EXERCISE TASK:
Can you transcribe every line exactly and leave the pictures behind?

-------- DATA LISTING --------

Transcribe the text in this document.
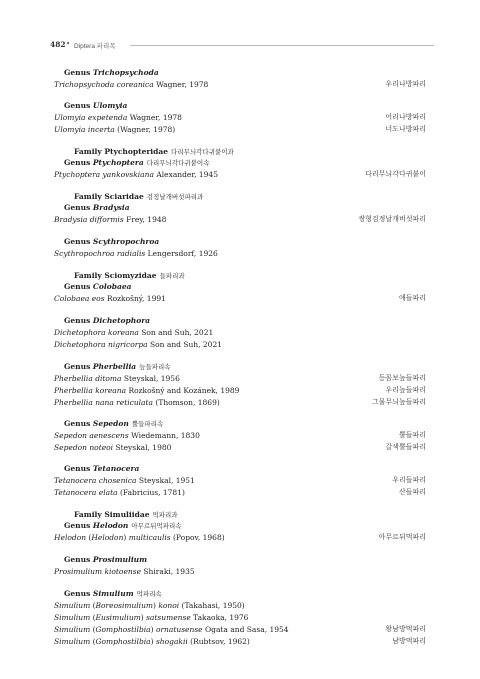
482 • Diptera 파리목
Genus Trichopsychoda
Trichopsychoda coreanica Wagner, 1978	우리나방파리
Genus Ulomyia
Ulomyia expetenda Wagner, 1978	어리나방파리
Ulomyia incerta (Wagner, 1978)	너도나방파리
Family Ptychopteridae 다리무늬각다귀붙이과
Genus Ptychoptera 다리무늬각다귀붙이속
Ptychoptera yankovskiana Alexander, 1945	다리무늬각다귀붙이
Family Sciaridae 검정날개버섯파리과
Genus Bradysia
Bradysia difformis Frey, 1948	쌍형검정날개버섯파리
Genus Scythropochroa
Scythropochroa radialis Lengersdorf, 1926
Family Sciomyzidae 들파리과
Genus Colobaea
Colobaea eos Rozkošný, 1991	애들파리
Genus Dichetophora
Dichetophora koreana Son and Suh, 2021
Dichetophora nigricorpa Son and Suh, 2021
Genus Pherbellia 늪들파리속
Pherbellia ditoma Steyskal, 1956	등꼼보늪들파리
Pherbellia koreana Rozkošný and Kozánek, 1989	우리늪들파리
Pherbellia nana reticulata (Thomson, 1869)	그물무늬늪들파리
Genus Sepedon 뿔들파리속
Sepedon aenescens Wiedemann, 1830	뿔들파리
Sepedon noteoi Steyskal, 1980	갈색뿔들파리
Genus Tetanocera
Tetanocera chosenica Steyskal, 1951	우리들파리
Tetanocera elata (Fabricius, 1781)	산들파리
Family Simuliidae 먹파리과
Genus Helodon 아무르뒤먹파리속
Helodon (Helodon) multicaulis (Popov, 1968)	아무르뒤먹파리
Genus Prosimulium
Prosimulium kiotoense Shiraki, 1935
Genus Simulium 먹파리속
Simulium (Boreosimulium) konoi (Takahasi, 1950)
Simulium (Eusimulium) satsumense Takaoka, 1976
Simulium (Gomphostilbia) ornatusense Ogata and Sasa, 1954	왕남방먹파리
Simulium (Gomphostilbia) shogakii (Rubtsov, 1962)	남방먹파리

--------

SOLUTION TO THIS EXERCISE:
Transcribe the text in this document.
482 • Diptera 파리목
Genus Trichopsychoda
Trichopsychoda coreanica Wagner, 1978	우리나방파리
Genus Ulomyia
Ulomyia expetenda Wagner, 1978	어리나방파리
Ulomyia incerta (Wagner, 1978)	너도나방파리
Family Ptychopteridae 다리무늬각다귀붙이과
Genus Ptychoptera 다리무늬각다귀붙이속
Ptychoptera yankovskiana Alexander, 1945	다리무늬각다귀붙이
Family Sciaridae 검정날개버섯파리과
Genus Bradysia
Bradysia difformis Frey, 1948	쌍형검정날개버섯파리
Genus Scythropochroa
Scythropochroa radialis Lengersdorf, 1926
Family Sciomyzidae 들파리과
Genus Colobaea
Colobaea eos Rozkošný, 1991	애들파리
Genus Dichetophora
Dichetophora koreana Son and Suh, 2021
Dichetophora nigricorpa Son and Suh, 2021
Genus Pherbellia 늪들파리속
Pherbellia ditoma Steyskal, 1956	등꼼보늪들파리
Pherbellia koreana Rozkošný and Kozánek, 1989	우리늪들파리
Pherbellia nana reticulata (Thomson, 1869)	그물무늬늪들파리
Genus Sepedon 뿔들파리속
Sepedon aenescens Wiedemann, 1830	뿔들파리
Sepedon noteoi Steyskal, 1980	갈색뿔들파리
Genus Tetanocera
Tetanocera chosenica Steyskal, 1951	우리들파리
Tetanocera elata (Fabricius, 1781)	산들파리
Family Simuliidae 먹파리과
Genus Helodon 아무르뒤먹파리속
Helodon (Helodon) multicaulis (Popov, 1968)	아무르뒤먹파리
Genus Prosimulium
Prosimulium kiotoense Shiraki, 1935
Genus Simulium 먹파리속
Simulium (Boreosimulium) konoi (Takahasi, 1950)
Simulium (Eusimulium) satsumense Takaoka, 1976
Simulium (Gomphostilbia) ornatusense Ogata and Sasa, 1954	왕남방먹파리
Simulium (Gomphostilbia) shogakii (Rubtsov, 1962)	남방먹파리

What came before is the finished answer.